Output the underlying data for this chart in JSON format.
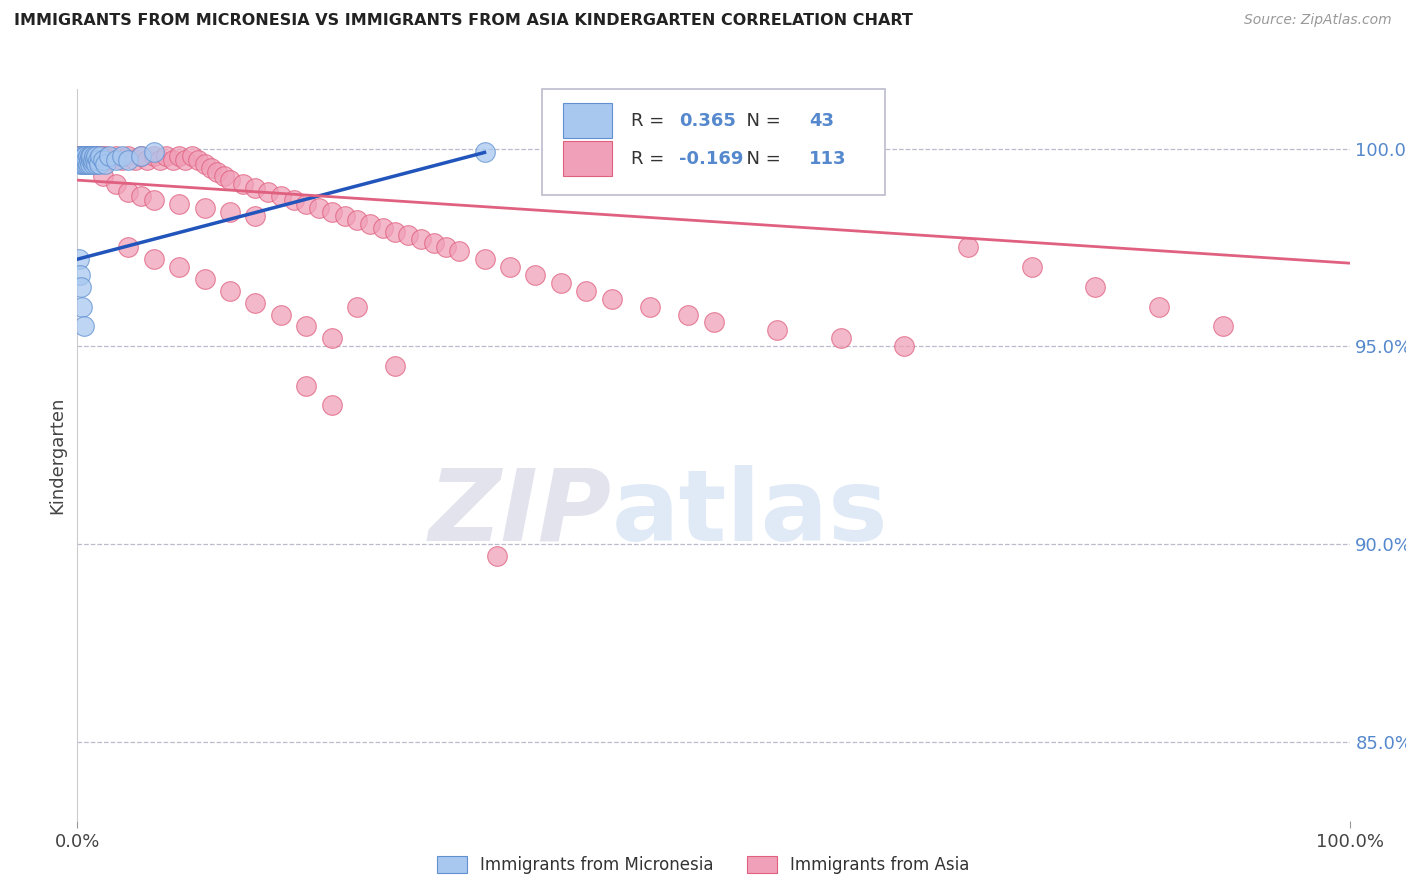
{
  "title": "IMMIGRANTS FROM MICRONESIA VS IMMIGRANTS FROM ASIA KINDERGARTEN CORRELATION CHART",
  "source": "Source: ZipAtlas.com",
  "ylabel": "Kindergarten",
  "yticklabels_right": [
    "100.0%",
    "95.0%",
    "90.0%",
    "85.0%"
  ],
  "yticklabels_right_vals": [
    1.0,
    0.95,
    0.9,
    0.85
  ],
  "xlim": [
    0.0,
    1.0
  ],
  "ylim": [
    0.83,
    1.015
  ],
  "blue_R": 0.365,
  "blue_N": 43,
  "pink_R": -0.169,
  "pink_N": 113,
  "blue_color": "#a8c8f0",
  "pink_color": "#f0a0b8",
  "blue_edge_color": "#6090d0",
  "pink_edge_color": "#e06080",
  "blue_line_color": "#2255bb",
  "pink_line_color": "#e06080",
  "legend_label_blue": "Immigrants from Micronesia",
  "legend_label_pink": "Immigrants from Asia",
  "watermark_zip": "ZIP",
  "watermark_atlas": "atlas",
  "background_color": "#ffffff",
  "grid_color": "#bbbbcc",
  "axis_color": "#444444",
  "right_tick_color": "#5588cc",
  "blue_scatter_x": [
    0.001,
    0.002,
    0.002,
    0.003,
    0.003,
    0.004,
    0.004,
    0.005,
    0.005,
    0.006,
    0.006,
    0.007,
    0.007,
    0.008,
    0.008,
    0.009,
    0.01,
    0.01,
    0.011,
    0.011,
    0.012,
    0.012,
    0.013,
    0.014,
    0.015,
    0.015,
    0.016,
    0.017,
    0.018,
    0.02,
    0.022,
    0.025,
    0.03,
    0.035,
    0.04,
    0.001,
    0.002,
    0.003,
    0.004,
    0.005,
    0.05,
    0.06,
    0.32
  ],
  "blue_scatter_y": [
    0.997,
    0.998,
    0.996,
    0.997,
    0.998,
    0.996,
    0.997,
    0.998,
    0.996,
    0.997,
    0.998,
    0.996,
    0.997,
    0.998,
    0.996,
    0.997,
    0.998,
    0.996,
    0.997,
    0.998,
    0.996,
    0.997,
    0.998,
    0.997,
    0.996,
    0.998,
    0.997,
    0.996,
    0.998,
    0.997,
    0.996,
    0.998,
    0.997,
    0.998,
    0.997,
    0.972,
    0.968,
    0.965,
    0.96,
    0.955,
    0.998,
    0.999,
    0.999
  ],
  "pink_scatter_x": [
    0.001,
    0.001,
    0.002,
    0.002,
    0.003,
    0.003,
    0.004,
    0.004,
    0.005,
    0.005,
    0.006,
    0.006,
    0.007,
    0.007,
    0.008,
    0.008,
    0.009,
    0.009,
    0.01,
    0.01,
    0.011,
    0.011,
    0.012,
    0.012,
    0.013,
    0.013,
    0.014,
    0.015,
    0.015,
    0.016,
    0.017,
    0.018,
    0.019,
    0.02,
    0.022,
    0.025,
    0.03,
    0.035,
    0.04,
    0.045,
    0.05,
    0.055,
    0.06,
    0.065,
    0.07,
    0.075,
    0.08,
    0.085,
    0.09,
    0.095,
    0.1,
    0.105,
    0.11,
    0.115,
    0.12,
    0.13,
    0.14,
    0.15,
    0.16,
    0.17,
    0.18,
    0.19,
    0.2,
    0.21,
    0.22,
    0.23,
    0.24,
    0.25,
    0.26,
    0.27,
    0.28,
    0.29,
    0.3,
    0.32,
    0.34,
    0.36,
    0.38,
    0.4,
    0.42,
    0.45,
    0.48,
    0.5,
    0.55,
    0.6,
    0.65,
    0.7,
    0.75,
    0.8,
    0.85,
    0.9,
    0.04,
    0.06,
    0.08,
    0.1,
    0.12,
    0.14,
    0.16,
    0.18,
    0.2,
    0.25,
    0.18,
    0.2,
    0.22,
    0.02,
    0.03,
    0.04,
    0.05,
    0.06,
    0.08,
    0.1,
    0.12,
    0.14,
    0.33
  ],
  "pink_scatter_y": [
    0.997,
    0.998,
    0.997,
    0.998,
    0.997,
    0.998,
    0.997,
    0.998,
    0.997,
    0.998,
    0.997,
    0.998,
    0.997,
    0.998,
    0.997,
    0.998,
    0.997,
    0.998,
    0.997,
    0.998,
    0.997,
    0.998,
    0.997,
    0.998,
    0.997,
    0.998,
    0.997,
    0.997,
    0.998,
    0.997,
    0.998,
    0.997,
    0.998,
    0.997,
    0.998,
    0.997,
    0.998,
    0.997,
    0.998,
    0.997,
    0.998,
    0.997,
    0.998,
    0.997,
    0.998,
    0.997,
    0.998,
    0.997,
    0.998,
    0.997,
    0.996,
    0.995,
    0.994,
    0.993,
    0.992,
    0.991,
    0.99,
    0.989,
    0.988,
    0.987,
    0.986,
    0.985,
    0.984,
    0.983,
    0.982,
    0.981,
    0.98,
    0.979,
    0.978,
    0.977,
    0.976,
    0.975,
    0.974,
    0.972,
    0.97,
    0.968,
    0.966,
    0.964,
    0.962,
    0.96,
    0.958,
    0.956,
    0.954,
    0.952,
    0.95,
    0.975,
    0.97,
    0.965,
    0.96,
    0.955,
    0.975,
    0.972,
    0.97,
    0.967,
    0.964,
    0.961,
    0.958,
    0.955,
    0.952,
    0.945,
    0.94,
    0.935,
    0.96,
    0.993,
    0.991,
    0.989,
    0.988,
    0.987,
    0.986,
    0.985,
    0.984,
    0.983,
    0.897
  ],
  "pink_line_x": [
    0.0,
    1.0
  ],
  "pink_line_y": [
    0.992,
    0.971
  ],
  "blue_line_x": [
    0.0,
    0.32
  ],
  "blue_line_y": [
    0.972,
    0.999
  ]
}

Exercise aim. Will you restate every entry word for word and omit the images?

Exercise output.
Output the underlying data for this chart in JSON format.
{
  "title": "IMMIGRANTS FROM MICRONESIA VS IMMIGRANTS FROM ASIA KINDERGARTEN CORRELATION CHART",
  "source": "Source: ZipAtlas.com",
  "ylabel": "Kindergarten",
  "yticklabels_right": [
    "100.0%",
    "95.0%",
    "90.0%",
    "85.0%"
  ],
  "yticklabels_right_vals": [
    1.0,
    0.95,
    0.9,
    0.85
  ],
  "xlim": [
    0.0,
    1.0
  ],
  "ylim": [
    0.83,
    1.015
  ],
  "blue_R": 0.365,
  "blue_N": 43,
  "pink_R": -0.169,
  "pink_N": 113,
  "blue_color": "#a8c8f0",
  "pink_color": "#f0a0b8",
  "blue_edge_color": "#6090d0",
  "pink_edge_color": "#e06080",
  "blue_line_color": "#2255bb",
  "pink_line_color": "#e06080",
  "legend_label_blue": "Immigrants from Micronesia",
  "legend_label_pink": "Immigrants from Asia",
  "watermark_zip": "ZIP",
  "watermark_atlas": "atlas",
  "background_color": "#ffffff",
  "grid_color": "#bbbbcc",
  "axis_color": "#444444",
  "right_tick_color": "#5588cc",
  "blue_scatter_x": [
    0.001,
    0.002,
    0.002,
    0.003,
    0.003,
    0.004,
    0.004,
    0.005,
    0.005,
    0.006,
    0.006,
    0.007,
    0.007,
    0.008,
    0.008,
    0.009,
    0.01,
    0.01,
    0.011,
    0.011,
    0.012,
    0.012,
    0.013,
    0.014,
    0.015,
    0.015,
    0.016,
    0.017,
    0.018,
    0.02,
    0.022,
    0.025,
    0.03,
    0.035,
    0.04,
    0.001,
    0.002,
    0.003,
    0.004,
    0.005,
    0.05,
    0.06,
    0.32
  ],
  "blue_scatter_y": [
    0.997,
    0.998,
    0.996,
    0.997,
    0.998,
    0.996,
    0.997,
    0.998,
    0.996,
    0.997,
    0.998,
    0.996,
    0.997,
    0.998,
    0.996,
    0.997,
    0.998,
    0.996,
    0.997,
    0.998,
    0.996,
    0.997,
    0.998,
    0.997,
    0.996,
    0.998,
    0.997,
    0.996,
    0.998,
    0.997,
    0.996,
    0.998,
    0.997,
    0.998,
    0.997,
    0.972,
    0.968,
    0.965,
    0.96,
    0.955,
    0.998,
    0.999,
    0.999
  ],
  "pink_scatter_x": [
    0.001,
    0.001,
    0.002,
    0.002,
    0.003,
    0.003,
    0.004,
    0.004,
    0.005,
    0.005,
    0.006,
    0.006,
    0.007,
    0.007,
    0.008,
    0.008,
    0.009,
    0.009,
    0.01,
    0.01,
    0.011,
    0.011,
    0.012,
    0.012,
    0.013,
    0.013,
    0.014,
    0.015,
    0.015,
    0.016,
    0.017,
    0.018,
    0.019,
    0.02,
    0.022,
    0.025,
    0.03,
    0.035,
    0.04,
    0.045,
    0.05,
    0.055,
    0.06,
    0.065,
    0.07,
    0.075,
    0.08,
    0.085,
    0.09,
    0.095,
    0.1,
    0.105,
    0.11,
    0.115,
    0.12,
    0.13,
    0.14,
    0.15,
    0.16,
    0.17,
    0.18,
    0.19,
    0.2,
    0.21,
    0.22,
    0.23,
    0.24,
    0.25,
    0.26,
    0.27,
    0.28,
    0.29,
    0.3,
    0.32,
    0.34,
    0.36,
    0.38,
    0.4,
    0.42,
    0.45,
    0.48,
    0.5,
    0.55,
    0.6,
    0.65,
    0.7,
    0.75,
    0.8,
    0.85,
    0.9,
    0.04,
    0.06,
    0.08,
    0.1,
    0.12,
    0.14,
    0.16,
    0.18,
    0.2,
    0.25,
    0.18,
    0.2,
    0.22,
    0.02,
    0.03,
    0.04,
    0.05,
    0.06,
    0.08,
    0.1,
    0.12,
    0.14,
    0.33
  ],
  "pink_scatter_y": [
    0.997,
    0.998,
    0.997,
    0.998,
    0.997,
    0.998,
    0.997,
    0.998,
    0.997,
    0.998,
    0.997,
    0.998,
    0.997,
    0.998,
    0.997,
    0.998,
    0.997,
    0.998,
    0.997,
    0.998,
    0.997,
    0.998,
    0.997,
    0.998,
    0.997,
    0.998,
    0.997,
    0.997,
    0.998,
    0.997,
    0.998,
    0.997,
    0.998,
    0.997,
    0.998,
    0.997,
    0.998,
    0.997,
    0.998,
    0.997,
    0.998,
    0.997,
    0.998,
    0.997,
    0.998,
    0.997,
    0.998,
    0.997,
    0.998,
    0.997,
    0.996,
    0.995,
    0.994,
    0.993,
    0.992,
    0.991,
    0.99,
    0.989,
    0.988,
    0.987,
    0.986,
    0.985,
    0.984,
    0.983,
    0.982,
    0.981,
    0.98,
    0.979,
    0.978,
    0.977,
    0.976,
    0.975,
    0.974,
    0.972,
    0.97,
    0.968,
    0.966,
    0.964,
    0.962,
    0.96,
    0.958,
    0.956,
    0.954,
    0.952,
    0.95,
    0.975,
    0.97,
    0.965,
    0.96,
    0.955,
    0.975,
    0.972,
    0.97,
    0.967,
    0.964,
    0.961,
    0.958,
    0.955,
    0.952,
    0.945,
    0.94,
    0.935,
    0.96,
    0.993,
    0.991,
    0.989,
    0.988,
    0.987,
    0.986,
    0.985,
    0.984,
    0.983,
    0.897
  ],
  "pink_line_x": [
    0.0,
    1.0
  ],
  "pink_line_y": [
    0.992,
    0.971
  ],
  "blue_line_x": [
    0.0,
    0.32
  ],
  "blue_line_y": [
    0.972,
    0.999
  ]
}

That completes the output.